--- OBJECTIVE ---
Determine the number of lines containing the word "состоящая", and state that figure alone.

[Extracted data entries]
··········

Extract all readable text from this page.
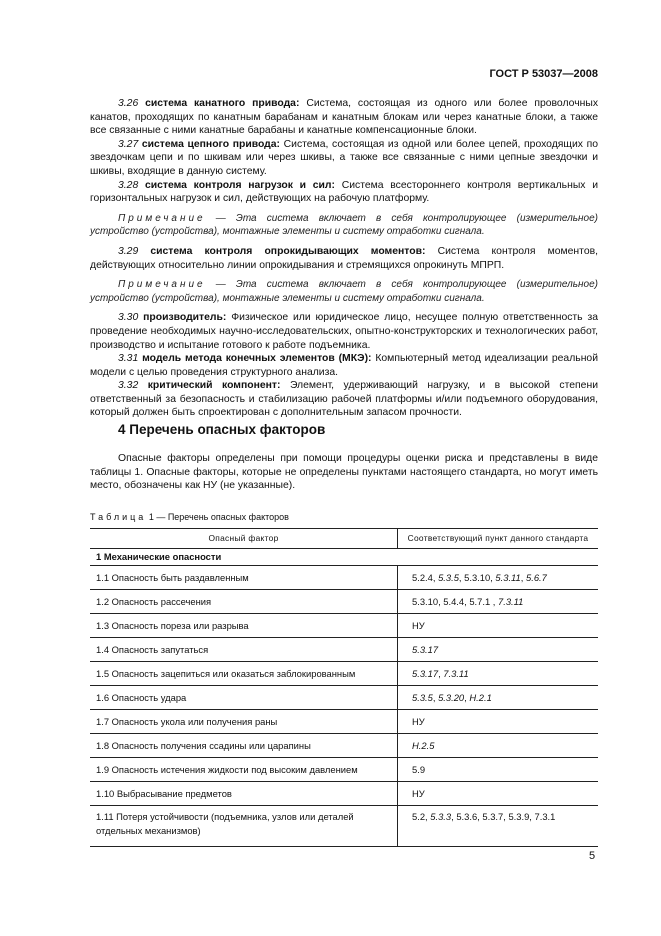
ГОСТ Р 53037—2008

3.26 система канатного привода: Система, состоящая из одного или более проволочных канатов, проходящих по канатным барабанам и канатным блокам или через канатные блоки, а также все связанные с ними канатные барабаны и канатные компенсационные блоки.

3.27 система цепного привода: Система, состоящая из одной или более цепей, проходящих по звездочкам цепи и по шкивам или через шкивы, а также все связанные с ними цепные звездочки и шкивы, входящие в данную систему.

3.28 система контроля нагрузок и сил: Система всестороннего контроля вертикальных и горизонтальных нагрузок и сил, действующих на рабочую платформу.

Примечание — Эта система включает в себя контролирующее (измерительное) устройство (устройства), монтажные элементы и систему отработки сигнала.

3.29 система контроля опрокидывающих моментов: Система контроля моментов, действующих относительно линии опрокидывания и стремящихся опрокинуть МПРП.

Примечание — Эта система включает в себя контролирующее (измерительное) устройство (устройства), монтажные элементы и систему отработки сигнала.

3.30 производитель: Физическое или юридическое лицо, несущее полную ответственность за проведение необходимых научно-исследовательских, опытно-конструкторских и технологических работ, производство и испытание готового к работе подъемника.

3.31 модель метода конечных элементов (МКЭ): Компьютерный метод идеализации реальной модели с целью проведения структурного анализа.

3.32 критический компонент: Элемент, удерживающий нагрузку, и в высокой степени ответственный за безопасность и стабилизацию рабочей платформы и/или подъемного оборудования, который должен быть спроектирован с дополнительным запасом прочности.

4 Перечень опасных факторов

Опасные факторы определены при помощи процедуры оценки риска и представлены в виде таблицы 1. Опасные факторы, которые не определены пунктами настоящего стандарта, но могут иметь место, обозначены как НУ (не указанные).

Таблица 1 — Перечень опасных факторов
Опасный фактор	Соответствующий пункт данного стандарта
1 Механические опасности	
1.1 Опасность быть раздавленным	5.2.4, 5.3.5, 5.3.10, 5.3.11, 5.6.7
1.2 Опасность рассечения	5.3.10, 5.4.4, 5.7.1 , 7.3.11
1.3 Опасность пореза или разрыва	НУ
1.4 Опасность запутаться	5.3.17
1.5 Опасность зацепиться или оказаться заблокированным	5.3.17, 7.3.11
1.6 Опасность удара	5.3.5, 5.3.20, H.2.1
1.7 Опасность укола или получения раны	НУ
1.8 Опасность получения ссадины или царапины	H.2.5
1.9 Опасность истечения жидкости под высоким давлением	5.9
1.10 Выбрасывание предметов	НУ
1.11 Потеря устойчивости (подъемника, узлов или деталей отдельных механизмов)	5.2, 5.3.3, 5.3.6, 5.3.7, 5.3.9, 7.3.1
5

··········

--- PROBLEM SOLUTION ---
2